● Exercise directions
Below is a set of records. Repeat all of them exactly.

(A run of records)
-------
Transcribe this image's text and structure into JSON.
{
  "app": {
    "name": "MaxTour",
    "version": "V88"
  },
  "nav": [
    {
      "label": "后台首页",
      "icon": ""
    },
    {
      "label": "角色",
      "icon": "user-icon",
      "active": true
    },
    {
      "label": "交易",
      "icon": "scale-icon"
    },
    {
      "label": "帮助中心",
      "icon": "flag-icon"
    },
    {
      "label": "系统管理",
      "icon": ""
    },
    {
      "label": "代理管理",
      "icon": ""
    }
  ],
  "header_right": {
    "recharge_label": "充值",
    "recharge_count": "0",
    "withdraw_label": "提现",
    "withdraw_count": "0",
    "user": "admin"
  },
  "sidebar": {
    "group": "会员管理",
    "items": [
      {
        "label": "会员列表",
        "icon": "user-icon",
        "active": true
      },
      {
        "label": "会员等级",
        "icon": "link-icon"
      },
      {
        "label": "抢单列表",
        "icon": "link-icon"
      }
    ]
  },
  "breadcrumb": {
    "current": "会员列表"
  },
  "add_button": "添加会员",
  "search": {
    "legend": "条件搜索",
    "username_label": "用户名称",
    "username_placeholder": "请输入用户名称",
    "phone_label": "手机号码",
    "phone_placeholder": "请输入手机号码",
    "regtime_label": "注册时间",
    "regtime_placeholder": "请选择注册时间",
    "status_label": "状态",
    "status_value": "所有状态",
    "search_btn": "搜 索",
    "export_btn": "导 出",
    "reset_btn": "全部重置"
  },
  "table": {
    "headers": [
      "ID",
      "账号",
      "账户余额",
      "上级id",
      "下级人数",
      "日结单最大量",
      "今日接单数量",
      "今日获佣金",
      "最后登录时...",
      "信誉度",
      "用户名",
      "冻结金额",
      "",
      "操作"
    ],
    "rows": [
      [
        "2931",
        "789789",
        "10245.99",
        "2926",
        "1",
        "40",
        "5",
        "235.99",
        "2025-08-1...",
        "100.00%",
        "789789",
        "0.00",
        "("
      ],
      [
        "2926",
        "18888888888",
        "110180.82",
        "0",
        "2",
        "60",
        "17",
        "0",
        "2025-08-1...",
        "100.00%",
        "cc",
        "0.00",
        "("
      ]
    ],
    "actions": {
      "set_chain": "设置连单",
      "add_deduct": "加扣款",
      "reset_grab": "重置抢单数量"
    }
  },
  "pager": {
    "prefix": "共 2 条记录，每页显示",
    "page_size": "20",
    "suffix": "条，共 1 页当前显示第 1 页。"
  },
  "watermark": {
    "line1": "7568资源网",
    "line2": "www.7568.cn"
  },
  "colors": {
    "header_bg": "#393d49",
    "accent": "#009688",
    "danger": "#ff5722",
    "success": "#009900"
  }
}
-------
● Task result
Transcribe this image's text and structure into JSON.
{
  "app": {
    "name": "MaxTour",
    "version": "V88"
  },
  "nav": [
    {
      "label": "后台首页",
      "icon": ""
    },
    {
      "label": "角色",
      "icon": "user-icon",
      "active": true
    },
    {
      "label": "交易",
      "icon": "scale-icon"
    },
    {
      "label": "帮助中心",
      "icon": "flag-icon"
    },
    {
      "label": "系统管理",
      "icon": ""
    },
    {
      "label": "代理管理",
      "icon": ""
    }
  ],
  "header_right": {
    "recharge_label": "充值",
    "recharge_count": "0",
    "withdraw_label": "提现",
    "withdraw_count": "0",
    "user": "admin"
  },
  "sidebar": {
    "group": "会员管理",
    "items": [
      {
        "label": "会员列表",
        "icon": "user-icon",
        "active": true
      },
      {
        "label": "会员等级",
        "icon": "link-icon"
      },
      {
        "label": "抢单列表",
        "icon": "link-icon"
      }
    ]
  },
  "breadcrumb": {
    "current": "会员列表"
  },
  "add_button": "添加会员",
  "search": {
    "legend": "条件搜索",
    "username_label": "用户名称",
    "username_placeholder": "请输入用户名称",
    "phone_label": "手机号码",
    "phone_placeholder": "请输入手机号码",
    "regtime_label": "注册时间",
    "regtime_placeholder": "请选择注册时间",
    "status_label": "状态",
    "status_value": "所有状态",
    "search_btn": "搜 索",
    "export_btn": "导 出",
    "reset_btn": "全部重置"
  },
  "table": {
    "headers": [
      "ID",
      "账号",
      "账户余额",
      "上级id",
      "下级人数",
      "日结单最大量",
      "今日接单数量",
      "今日获佣金",
      "最后登录时...",
      "信誉度",
      "用户名",
      "冻结金额",
      "",
      "操作"
    ],
    "rows": [
      [
        "2931",
        "789789",
        "10245.99",
        "2926",
        "1",
        "40",
        "5",
        "235.99",
        "2025-08-1...",
        "100.00%",
        "789789",
        "0.00",
        "("
      ],
      [
        "2926",
        "18888888888",
        "110180.82",
        "0",
        "2",
        "60",
        "17",
        "0",
        "2025-08-1...",
        "100.00%",
        "cc",
        "0.00",
        "("
      ]
    ],
    "actions": {
      "set_chain": "设置连单",
      "add_deduct": "加扣款",
      "reset_grab": "重置抢单数量"
    }
  },
  "pager": {
    "prefix": "共 2 条记录，每页显示",
    "page_size": "20",
    "suffix": "条，共 1 页当前显示第 1 页。"
  },
  "watermark": {
    "line1": "7568资源网",
    "line2": "www.7568.cn"
  },
  "colors": {
    "header_bg": "#393d49",
    "accent": "#009688",
    "danger": "#ff5722",
    "success": "#009900"
  }
}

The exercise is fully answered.